── ITEMS

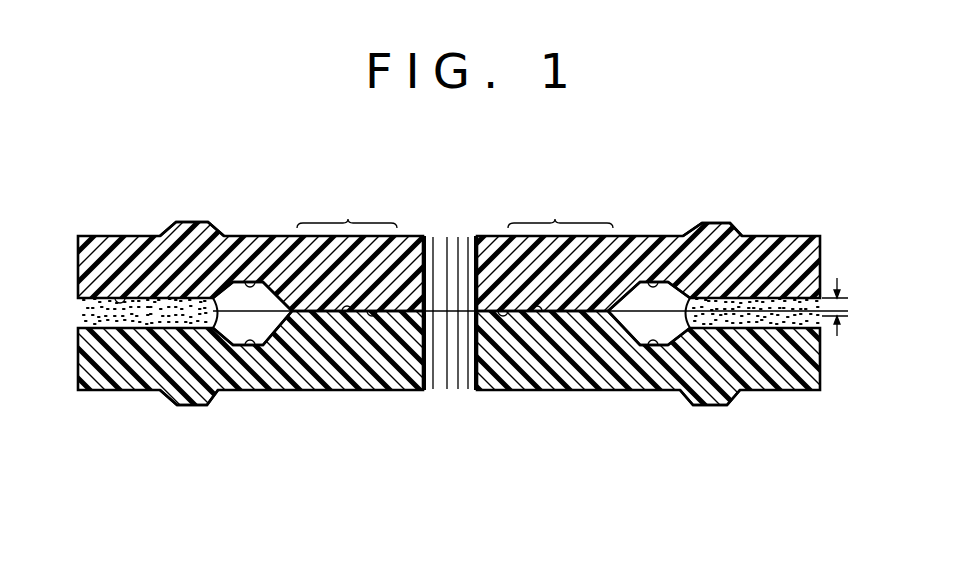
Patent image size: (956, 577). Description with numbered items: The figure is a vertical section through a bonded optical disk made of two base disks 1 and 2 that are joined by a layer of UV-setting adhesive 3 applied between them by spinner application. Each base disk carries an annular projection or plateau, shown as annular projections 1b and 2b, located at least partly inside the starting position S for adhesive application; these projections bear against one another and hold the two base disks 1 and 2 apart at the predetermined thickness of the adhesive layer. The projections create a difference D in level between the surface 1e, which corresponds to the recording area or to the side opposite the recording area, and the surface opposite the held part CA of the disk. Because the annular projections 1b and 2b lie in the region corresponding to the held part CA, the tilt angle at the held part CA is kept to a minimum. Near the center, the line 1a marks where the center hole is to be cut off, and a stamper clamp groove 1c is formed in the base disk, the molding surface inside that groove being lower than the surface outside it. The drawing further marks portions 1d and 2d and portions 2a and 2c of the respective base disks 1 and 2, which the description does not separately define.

The base disk 1 is at (643, 232).
The center hole cutting line 1a is at (445, 290).
The annular projection 1b is at (393, 295).
The stamper clamp groove 1c is at (252, 282).
The upper protruding portion 1d is at (185, 221).
The surface corresponding to recording area 1e is at (120, 293).
The base disk 2 is at (576, 396).
The slit portion of second member 2a is at (470, 352).
The annular projection 2b is at (347, 316).
The cavity portion 2c is at (251, 347).
The lower protruding portion 2d is at (190, 406).
The UV-setting adhesive 3 is at (103, 305).
The starting position for adhesive application S is at (150, 310).
The held part CA is at (455, 205).
The difference in level D is at (837, 288).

────

**OBJECTIVE:** Give the lines above again with "bonded optical disk" swapped for "laminated optical disk" and everything else unchanged. Leave the pictures out of your answer.

**RESPONSE TO THE EXERCISE:**
Patent image size: (956, 577). Description with numbered items: The figure is a vertical section through a laminated optical disk made of two base disks 1 and 2 that are joined by a layer of UV-setting adhesive 3 applied between them by spinner application. Each base disk carries an annular projection or plateau, shown as annular projections 1b and 2b, located at least partly inside the starting position S for adhesive application; these projections bear against one another and hold the two base disks 1 and 2 apart at the predetermined thickness of the adhesive layer. The projections create a difference D in level between the surface 1e, which corresponds to the recording area or to the side opposite the recording area, and the surface opposite the held part CA of the disk. Because the annular projections 1b and 2b lie in the region corresponding to the held part CA, the tilt angle at the held part CA is kept to a minimum. Near the center, the line 1a marks where the center hole is to be cut off, and a stamper clamp groove 1c is formed in the base disk, the molding surface inside that groove being lower than the surface outside it. The drawing further marks portions 1d and 2d and portions 2a and 2c of the respective base disks 1 and 2, which the description does not separately define.

The base disk 1 is at (643, 232).
The center hole cutting line 1a is at (445, 290).
The annular projection 1b is at (393, 295).
The stamper clamp groove 1c is at (252, 282).
The upper protruding portion 1d is at (185, 221).
The surface corresponding to recording area 1e is at (120, 293).
The base disk 2 is at (576, 396).
The slit portion of second member 2a is at (470, 352).
The annular projection 2b is at (347, 316).
The cavity portion 2c is at (251, 347).
The lower protruding portion 2d is at (190, 406).
The UV-setting adhesive 3 is at (103, 305).
The starting position for adhesive application S is at (150, 310).
The held part CA is at (455, 205).
The difference in level D is at (837, 288).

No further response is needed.